▶ _Exercise brief_: For each line of the data below that holds "through", copy the line.

▶ _Some records_:
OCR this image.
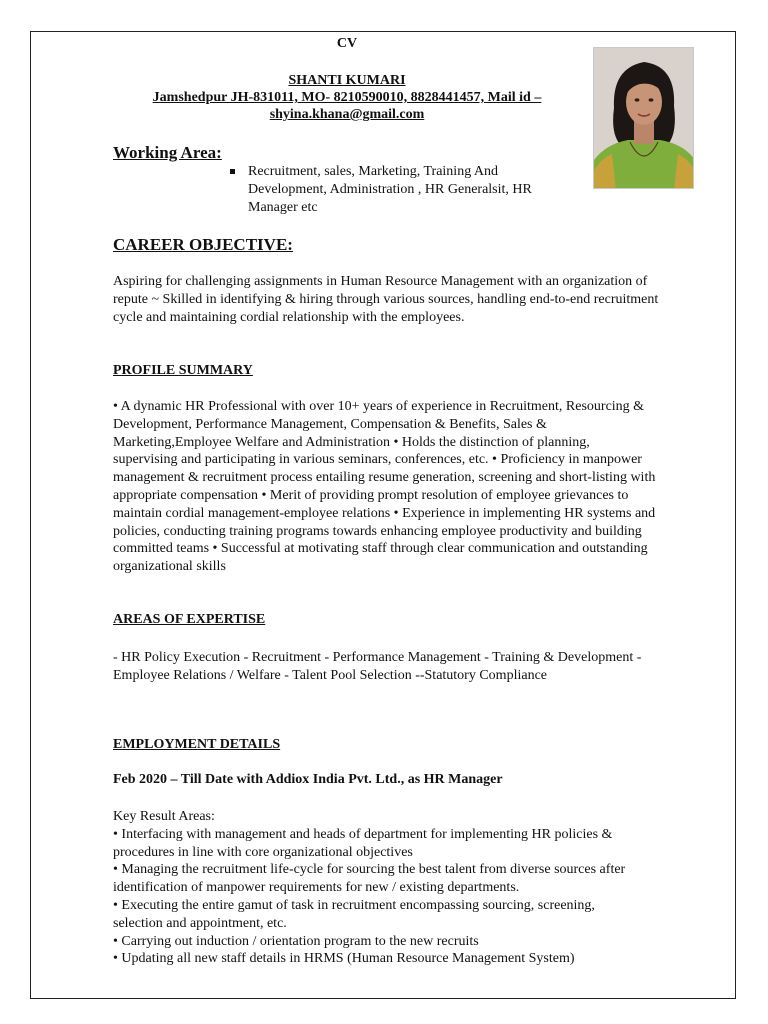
CV
SHANTI KUMARI
Jamshedpur JH-831011, MO- 8210590010, 8828441457, Mail id –
shyina.khana@gmail.com
Working Area:
Recruitment, sales, Marketing, Training And
Development, Administration , HR Generalsit, HR
Manager etc
CAREER OBJECTIVE:
Aspiring for challenging assignments in Human Resource Management with an organization of
repute ~ Skilled in identifying & hiring through various sources, handling end-to-end recruitment
cycle and maintaining cordial relationship with the employees.
PROFILE SUMMARY
• A dynamic HR Professional with over 10+ years of experience in Recruitment, Resourcing &
Development, Performance Management, Compensation & Benefits, Sales &
Marketing,Employee Welfare and Administration • Holds the distinction of planning,
supervising and participating in various seminars, conferences, etc. • Proficiency in manpower
management & recruitment process entailing resume generation, screening and short-listing with
appropriate compensation • Merit of providing prompt resolution of employee grievances to
maintain cordial management-employee relations • Experience in implementing HR systems and
policies, conducting training programs towards enhancing employee productivity and building
committed teams • Successful at motivating staff through clear communication and outstanding
organizational skills
AREAS OF EXPERTISE
- HR Policy Execution - Recruitment - Performance Management - Training & Development -
Employee Relations / Welfare - Talent Pool Selection --Statutory Compliance
EMPLOYMENT DETAILS
Feb 2020 – Till Date with Addiox India Pvt. Ltd., as HR Manager
Key Result Areas:
• Interfacing with management and heads of department for implementing HR policies &
procedures in line with core organizational objectives
• Managing the recruitment life-cycle for sourcing the best talent from diverse sources after
identification of manpower requirements for new / existing departments.
• Executing the entire gamut of task in recruitment encompassing sourcing, screening,
selection and appointment, etc.
• Carrying out induction / orientation program to the new recruits
• Updating all new staff details in HRMS (Human Resource Management System)
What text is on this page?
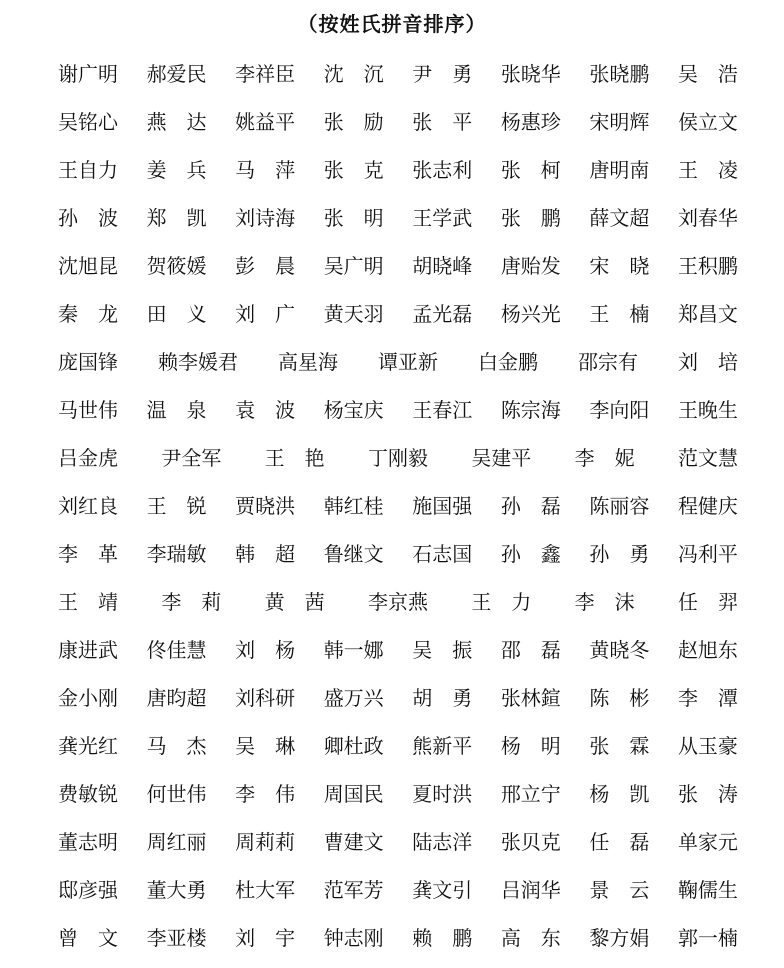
（按姓氏拼音排序）
谢广明 郝爱民 李祥臣 沈　沉 尹　勇 张晓华 张晓鹏 吴　浩
吴铭心 燕　达 姚益平 张　励 张　平 杨惠珍 宋明辉 侯立文
王自力 姜　兵 马　萍 张　克 张志利 张　柯 唐明南 王　凌
孙　波 郑　凯 刘诗海 张　明 王学武 张　鹏 薛文超 刘春华
沈旭昆 贺筱媛 彭　晨 吴广明 胡晓峰 唐贻发 宋　晓 王积鹏
秦　龙 田　义 刘　广 黄天羽 孟光磊 杨兴光 王　楠 郑昌文
庞国锋 赖李媛君 高星海 谭亚新 白金鹏 邵宗有 刘　培
马世伟 温　泉 袁　波 杨宝庆 王春江 陈宗海 李向阳 王晚生
吕金虎 尹全军 王　艳 丁刚毅 吴建平 李　妮 范文慧
刘红良 王　锐 贾晓洪 韩红桂 施国强 孙　磊 陈丽容 程健庆
李　革 李瑞敏 韩　超 鲁继文 石志国 孙　鑫 孙　勇 冯利平
王　靖 李　莉 黄　茜 李京燕 王　力 李　沫 任　羿
康进武 佟佳慧 刘　杨 韩一娜 吴　振 邵　磊 黄晓冬 赵旭东
金小刚 唐昀超 刘科研 盛万兴 胡　勇 张林鍹 陈　彬 李　潭
龚光红 马　杰 吴　琳 卿杜政 熊新平 杨　明 张　霖 从玉豪
费敏锐 何世伟 李　伟 周国民 夏时洪 邢立宁 杨　凯 张　涛
董志明 周红丽 周莉莉 曹建文 陆志洋 张贝克 任　磊 单家元
邸彦强 董大勇 杜大军 范军芳 龚文引 吕润华 景　云 鞠儒生
曾　文 李亚楼 刘　宇 钟志刚 赖　鹏 高　东 黎方娟 郭一楠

▶ _In response_:
repute ~ Skilled in identifying & hiring through various sources, handling end-to-end recruitment
committed teams • Successful at motivating staff through clear communication and outstanding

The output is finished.